__What is needed__
Write out each line beneath this one exactly as it reads.

__Raw records__
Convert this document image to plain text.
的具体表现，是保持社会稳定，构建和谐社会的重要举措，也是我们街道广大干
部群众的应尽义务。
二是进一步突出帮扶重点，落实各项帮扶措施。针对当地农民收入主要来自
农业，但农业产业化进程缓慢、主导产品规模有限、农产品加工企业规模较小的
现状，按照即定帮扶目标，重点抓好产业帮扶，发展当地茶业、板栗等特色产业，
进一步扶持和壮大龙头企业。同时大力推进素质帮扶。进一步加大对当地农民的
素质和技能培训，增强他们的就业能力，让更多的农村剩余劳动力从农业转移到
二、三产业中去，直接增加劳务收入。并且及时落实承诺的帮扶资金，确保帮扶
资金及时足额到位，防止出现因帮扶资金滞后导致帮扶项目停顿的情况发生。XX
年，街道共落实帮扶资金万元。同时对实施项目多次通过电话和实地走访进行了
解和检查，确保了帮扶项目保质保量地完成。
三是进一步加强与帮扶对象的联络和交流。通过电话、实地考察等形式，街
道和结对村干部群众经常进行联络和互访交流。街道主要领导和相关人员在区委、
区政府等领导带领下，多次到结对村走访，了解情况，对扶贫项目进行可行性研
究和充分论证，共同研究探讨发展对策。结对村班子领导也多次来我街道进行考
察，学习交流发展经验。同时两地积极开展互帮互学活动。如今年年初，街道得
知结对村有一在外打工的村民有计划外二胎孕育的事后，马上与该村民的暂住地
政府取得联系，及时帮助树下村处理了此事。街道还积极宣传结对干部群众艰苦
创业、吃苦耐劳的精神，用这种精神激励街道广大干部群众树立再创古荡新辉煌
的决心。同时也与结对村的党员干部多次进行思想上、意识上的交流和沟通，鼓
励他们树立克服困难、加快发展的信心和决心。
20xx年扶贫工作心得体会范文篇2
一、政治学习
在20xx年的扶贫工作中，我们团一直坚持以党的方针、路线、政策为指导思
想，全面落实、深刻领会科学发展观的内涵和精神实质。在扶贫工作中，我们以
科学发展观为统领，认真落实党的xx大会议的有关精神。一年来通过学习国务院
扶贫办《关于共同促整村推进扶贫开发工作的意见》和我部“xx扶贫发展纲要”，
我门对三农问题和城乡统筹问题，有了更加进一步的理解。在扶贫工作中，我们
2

__Solution to this problem__
Convert this document image to plain text.
的具体表现，是保持社会稳定，构建和谐社会的重要举措，也是我们街道广大干
部群众的应尽义务。
二是进一步突出帮扶重点，落实各项帮扶措施。针对当地农民收入主要来自
农业，但农业产业化进程缓慢、主导产品规模有限、农产品加工企业规模较小的
现状，按照即定帮扶目标，重点抓好产业帮扶，发展当地茶业、板栗等特色产业，
进一步扶持和壮大龙头企业。同时大力推进素质帮扶。进一步加大对当地农民的
素质和技能培训，增强他们的就业能力，让更多的农村剩余劳动力从农业转移到
二、三产业中去，直接增加劳务收入。并且及时落实承诺的帮扶资金，确保帮扶
资金及时足额到位，防止出现因帮扶资金滞后导致帮扶项目停顿的情况发生。XX
年，街道共落实帮扶资金万元。同时对实施项目多次通过电话和实地走访进行了
解和检查，确保了帮扶项目保质保量地完成。
三是进一步加强与帮扶对象的联络和交流。通过电话、实地考察等形式，街
道和结对村干部群众经常进行联络和互访交流。街道主要领导和相关人员在区委、
区政府等领导带领下，多次到结对村走访，了解情况，对扶贫项目进行可行性研
究和充分论证，共同研究探讨发展对策。结对村班子领导也多次来我街道进行考
察，学习交流发展经验。同时两地积极开展互帮互学活动。如今年年初，街道得
知结对村有一在外打工的村民有计划外二胎孕育的事后，马上与该村民的暂住地
政府取得联系，及时帮助树下村处理了此事。街道还积极宣传结对干部群众艰苦
创业、吃苦耐劳的精神，用这种精神激励街道广大干部群众树立再创古荡新辉煌
的决心。同时也与结对村的党员干部多次进行思想上、意识上的交流和沟通，鼓
励他们树立克服困难、加快发展的信心和决心。
20xx年扶贫工作心得体会范文篇2
一、政治学习
在20xx年的扶贫工作中，我们团一直坚持以党的方针、路线、政策为指导思
想，全面落实、深刻领会科学发展观的内涵和精神实质。在扶贫工作中，我们以
科学发展观为统领，认真落实党的xx大会议的有关精神。一年来通过学习国务院
扶贫办《关于共同促整村推进扶贫开发工作的意见》和我部“xx扶贫发展纲要”，
我门对三农问题和城乡统筹问题，有了更加进一步的理解。在扶贫工作中，我们
2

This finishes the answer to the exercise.